◆ PROBLEM DESCRIPTION
Write out the records again, exactly, leaving none out.

◆ INPUT
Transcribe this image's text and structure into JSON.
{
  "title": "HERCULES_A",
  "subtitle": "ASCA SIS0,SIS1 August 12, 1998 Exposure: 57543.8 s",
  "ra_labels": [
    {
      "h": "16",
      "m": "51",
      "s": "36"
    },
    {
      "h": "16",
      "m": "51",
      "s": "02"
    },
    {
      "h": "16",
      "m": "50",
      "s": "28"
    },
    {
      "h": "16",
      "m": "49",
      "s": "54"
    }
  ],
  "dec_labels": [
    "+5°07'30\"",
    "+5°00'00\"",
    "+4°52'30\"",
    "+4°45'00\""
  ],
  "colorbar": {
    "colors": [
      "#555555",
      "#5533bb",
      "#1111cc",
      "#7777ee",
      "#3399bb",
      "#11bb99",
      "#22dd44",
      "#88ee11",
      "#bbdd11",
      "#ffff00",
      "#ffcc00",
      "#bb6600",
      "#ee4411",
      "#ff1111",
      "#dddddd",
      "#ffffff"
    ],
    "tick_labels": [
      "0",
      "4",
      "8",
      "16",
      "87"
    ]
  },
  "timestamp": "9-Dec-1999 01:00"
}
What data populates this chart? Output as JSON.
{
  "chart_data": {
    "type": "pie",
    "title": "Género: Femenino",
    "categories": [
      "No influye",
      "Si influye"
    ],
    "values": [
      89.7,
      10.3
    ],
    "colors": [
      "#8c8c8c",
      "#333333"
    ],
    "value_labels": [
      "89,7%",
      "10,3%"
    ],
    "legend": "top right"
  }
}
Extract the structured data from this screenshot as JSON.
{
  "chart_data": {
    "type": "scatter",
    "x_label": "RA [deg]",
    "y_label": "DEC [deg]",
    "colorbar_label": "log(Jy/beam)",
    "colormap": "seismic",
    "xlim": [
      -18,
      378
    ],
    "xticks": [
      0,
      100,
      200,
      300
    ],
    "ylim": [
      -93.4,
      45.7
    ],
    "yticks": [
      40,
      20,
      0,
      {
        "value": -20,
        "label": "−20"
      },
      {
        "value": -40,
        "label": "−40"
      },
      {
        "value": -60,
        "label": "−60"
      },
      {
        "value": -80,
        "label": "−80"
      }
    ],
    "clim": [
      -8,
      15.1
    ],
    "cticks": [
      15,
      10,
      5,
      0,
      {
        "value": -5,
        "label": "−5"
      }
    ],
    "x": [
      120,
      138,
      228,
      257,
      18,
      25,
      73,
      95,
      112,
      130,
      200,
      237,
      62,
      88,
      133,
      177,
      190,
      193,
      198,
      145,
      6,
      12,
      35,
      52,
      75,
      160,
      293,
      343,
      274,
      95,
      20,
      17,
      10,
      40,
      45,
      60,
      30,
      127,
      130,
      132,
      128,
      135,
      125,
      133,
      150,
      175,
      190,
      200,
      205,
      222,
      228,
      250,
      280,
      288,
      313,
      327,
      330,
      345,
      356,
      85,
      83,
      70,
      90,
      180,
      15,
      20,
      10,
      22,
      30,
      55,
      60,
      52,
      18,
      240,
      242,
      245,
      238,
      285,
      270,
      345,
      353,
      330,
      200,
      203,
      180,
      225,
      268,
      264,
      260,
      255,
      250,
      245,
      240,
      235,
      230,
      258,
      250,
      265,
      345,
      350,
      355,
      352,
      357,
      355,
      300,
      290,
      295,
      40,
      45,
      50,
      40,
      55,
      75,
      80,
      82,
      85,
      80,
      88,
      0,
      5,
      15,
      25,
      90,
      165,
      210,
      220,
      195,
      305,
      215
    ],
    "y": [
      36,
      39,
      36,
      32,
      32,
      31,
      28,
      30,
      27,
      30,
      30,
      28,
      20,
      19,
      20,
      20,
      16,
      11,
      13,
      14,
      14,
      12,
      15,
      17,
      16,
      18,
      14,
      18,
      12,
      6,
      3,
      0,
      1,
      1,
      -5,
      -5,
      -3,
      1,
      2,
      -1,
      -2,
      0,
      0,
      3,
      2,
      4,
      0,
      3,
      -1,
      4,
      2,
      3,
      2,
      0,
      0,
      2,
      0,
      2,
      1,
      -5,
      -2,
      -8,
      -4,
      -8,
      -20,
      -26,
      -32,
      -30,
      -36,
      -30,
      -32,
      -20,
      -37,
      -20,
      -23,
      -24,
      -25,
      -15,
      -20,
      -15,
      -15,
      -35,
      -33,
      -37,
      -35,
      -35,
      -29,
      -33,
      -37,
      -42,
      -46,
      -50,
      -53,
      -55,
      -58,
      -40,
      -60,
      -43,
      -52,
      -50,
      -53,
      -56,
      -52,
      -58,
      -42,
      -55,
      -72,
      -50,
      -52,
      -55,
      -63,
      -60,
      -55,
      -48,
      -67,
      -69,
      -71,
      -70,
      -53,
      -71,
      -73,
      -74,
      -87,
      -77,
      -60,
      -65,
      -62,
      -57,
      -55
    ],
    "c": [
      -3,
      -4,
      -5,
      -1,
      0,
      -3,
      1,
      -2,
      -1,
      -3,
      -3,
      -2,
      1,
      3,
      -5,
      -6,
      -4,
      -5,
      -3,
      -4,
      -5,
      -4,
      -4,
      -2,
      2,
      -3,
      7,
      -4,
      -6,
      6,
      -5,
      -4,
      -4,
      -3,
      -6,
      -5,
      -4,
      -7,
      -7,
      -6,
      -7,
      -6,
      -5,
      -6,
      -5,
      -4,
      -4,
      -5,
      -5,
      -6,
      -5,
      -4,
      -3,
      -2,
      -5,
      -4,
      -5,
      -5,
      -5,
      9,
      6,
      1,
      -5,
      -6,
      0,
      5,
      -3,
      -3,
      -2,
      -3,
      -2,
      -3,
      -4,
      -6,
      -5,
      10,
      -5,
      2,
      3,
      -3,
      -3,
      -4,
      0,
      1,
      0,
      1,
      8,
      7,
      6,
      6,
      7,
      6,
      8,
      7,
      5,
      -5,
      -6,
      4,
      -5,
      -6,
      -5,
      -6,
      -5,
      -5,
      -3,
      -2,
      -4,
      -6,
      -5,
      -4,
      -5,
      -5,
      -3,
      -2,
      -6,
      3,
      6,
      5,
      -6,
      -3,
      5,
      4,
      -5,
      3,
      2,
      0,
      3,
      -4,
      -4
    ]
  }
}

◆ FINAL ANSWER
Transcribe this image's text and structure into JSON.
{
  "title": "HERCULES_A",
  "subtitle": "ASCA SIS0,SIS1 August 12, 1998 Exposure: 57543.8 s",
  "ra_labels": [
    {
      "h": "16",
      "m": "51",
      "s": "36"
    },
    {
      "h": "16",
      "m": "51",
      "s": "02"
    },
    {
      "h": "16",
      "m": "50",
      "s": "28"
    },
    {
      "h": "16",
      "m": "49",
      "s": "54"
    }
  ],
  "dec_labels": [
    "+5°07'30\"",
    "+5°00'00\"",
    "+4°52'30\"",
    "+4°45'00\""
  ],
  "colorbar": {
    "colors": [
      "#555555",
      "#5533bb",
      "#1111cc",
      "#7777ee",
      "#3399bb",
      "#11bb99",
      "#22dd44",
      "#88ee11",
      "#bbdd11",
      "#ffff00",
      "#ffcc00",
      "#bb6600",
      "#ee4411",
      "#ff1111",
      "#dddddd",
      "#ffffff"
    ],
    "tick_labels": [
      "0",
      "4",
      "8",
      "16",
      "87"
    ]
  },
  "timestamp": "9-Dec-1999 01:00"
}
What data populates this chart? Output as JSON.
{
  "chart_data": {
    "type": "pie",
    "title": "Género: Femenino",
    "categories": [
      "No influye",
      "Si influye"
    ],
    "values": [
      89.7,
      10.3
    ],
    "colors": [
      "#8c8c8c",
      "#333333"
    ],
    "value_labels": [
      "89,7%",
      "10,3%"
    ],
    "legend": "top right"
  }
}
Extract the structured data from this screenshot as JSON.
{
  "chart_data": {
    "type": "scatter",
    "x_label": "RA [deg]",
    "y_label": "DEC [deg]",
    "colorbar_label": "log(Jy/beam)",
    "colormap": "seismic",
    "xlim": [
      -18,
      378
    ],
    "xticks": [
      0,
      100,
      200,
      300
    ],
    "ylim": [
      -93.4,
      45.7
    ],
    "yticks": [
      40,
      20,
      0,
      {
        "value": -20,
        "label": "−20"
      },
      {
        "value": -40,
        "label": "−40"
      },
      {
        "value": -60,
        "label": "−60"
      },
      {
        "value": -80,
        "label": "−80"
      }
    ],
    "clim": [
      -8,
      15.1
    ],
    "cticks": [
      15,
      10,
      5,
      0,
      {
        "value": -5,
        "label": "−5"
      }
    ],
    "x": [
      120,
      138,
      228,
      257,
      18,
      25,
      73,
      95,
      112,
      130,
      200,
      237,
      62,
      88,
      133,
      177,
      190,
      193,
      198,
      145,
      6,
      12,
      35,
      52,
      75,
      160,
      293,
      343,
      274,
      95,
      20,
      17,
      10,
      40,
      45,
      60,
      30,
      127,
      130,
      132,
      128,
      135,
      125,
      133,
      150,
      175,
      190,
      200,
      205,
      222,
      228,
      250,
      280,
      288,
      313,
      327,
      330,
      345,
      356,
      85,
      83,
      70,
      90,
      180,
      15,
      20,
      10,
      22,
      30,
      55,
      60,
      52,
      18,
      240,
      242,
      245,
      238,
      285,
      270,
      345,
      353,
      330,
      200,
      203,
      180,
      225,
      268,
      264,
      260,
      255,
      250,
      245,
      240,
      235,
      230,
      258,
      250,
      265,
      345,
      350,
      355,
      352,
      357,
      355,
      300,
      290,
      295,
      40,
      45,
      50,
      40,
      55,
      75,
      80,
      82,
      85,
      80,
      88,
      0,
      5,
      15,
      25,
      90,
      165,
      210,
      220,
      195,
      305,
      215
    ],
    "y": [
      36,
      39,
      36,
      32,
      32,
      31,
      28,
      30,
      27,
      30,
      30,
      28,
      20,
      19,
      20,
      20,
      16,
      11,
      13,
      14,
      14,
      12,
      15,
      17,
      16,
      18,
      14,
      18,
      12,
      6,
      3,
      0,
      1,
      1,
      -5,
      -5,
      -3,
      1,
      2,
      -1,
      -2,
      0,
      0,
      3,
      2,
      4,
      0,
      3,
      -1,
      4,
      2,
      3,
      2,
      0,
      0,
      2,
      0,
      2,
      1,
      -5,
      -2,
      -8,
      -4,
      -8,
      -20,
      -26,
      -32,
      -30,
      -36,
      -30,
      -32,
      -20,
      -37,
      -20,
      -23,
      -24,
      -25,
      -15,
      -20,
      -15,
      -15,
      -35,
      -33,
      -37,
      -35,
      -35,
      -29,
      -33,
      -37,
      -42,
      -46,
      -50,
      -53,
      -55,
      -58,
      -40,
      -60,
      -43,
      -52,
      -50,
      -53,
      -56,
      -52,
      -58,
      -42,
      -55,
      -72,
      -50,
      -52,
      -55,
      -63,
      -60,
      -55,
      -48,
      -67,
      -69,
      -71,
      -70,
      -53,
      -71,
      -73,
      -74,
      -87,
      -77,
      -60,
      -65,
      -62,
      -57,
      -55
    ],
    "c": [
      -3,
      -4,
      -5,
      -1,
      0,
      -3,
      1,
      -2,
      -1,
      -3,
      -3,
      -2,
      1,
      3,
      -5,
      -6,
      -4,
      -5,
      -3,
      -4,
      -5,
      -4,
      -4,
      -2,
      2,
      -3,
      7,
      -4,
      -6,
      6,
      -5,
      -4,
      -4,
      -3,
      -6,
      -5,
      -4,
      -7,
      -7,
      -6,
      -7,
      -6,
      -5,
      -6,
      -5,
      -4,
      -4,
      -5,
      -5,
      -6,
      -5,
      -4,
      -3,
      -2,
      -5,
      -4,
      -5,
      -5,
      -5,
      9,
      6,
      1,
      -5,
      -6,
      0,
      5,
      -3,
      -3,
      -2,
      -3,
      -2,
      -3,
      -4,
      -6,
      -5,
      10,
      -5,
      2,
      3,
      -3,
      -3,
      -4,
      0,
      1,
      0,
      1,
      8,
      7,
      6,
      6,
      7,
      6,
      8,
      7,
      5,
      -5,
      -6,
      4,
      -5,
      -6,
      -5,
      -6,
      -5,
      -5,
      -3,
      -2,
      -4,
      -6,
      -5,
      -4,
      -5,
      -5,
      -3,
      -2,
      -6,
      3,
      6,
      5,
      -6,
      -3,
      5,
      4,
      -5,
      3,
      2,
      0,
      3,
      -4,
      -4
    ]
  }
}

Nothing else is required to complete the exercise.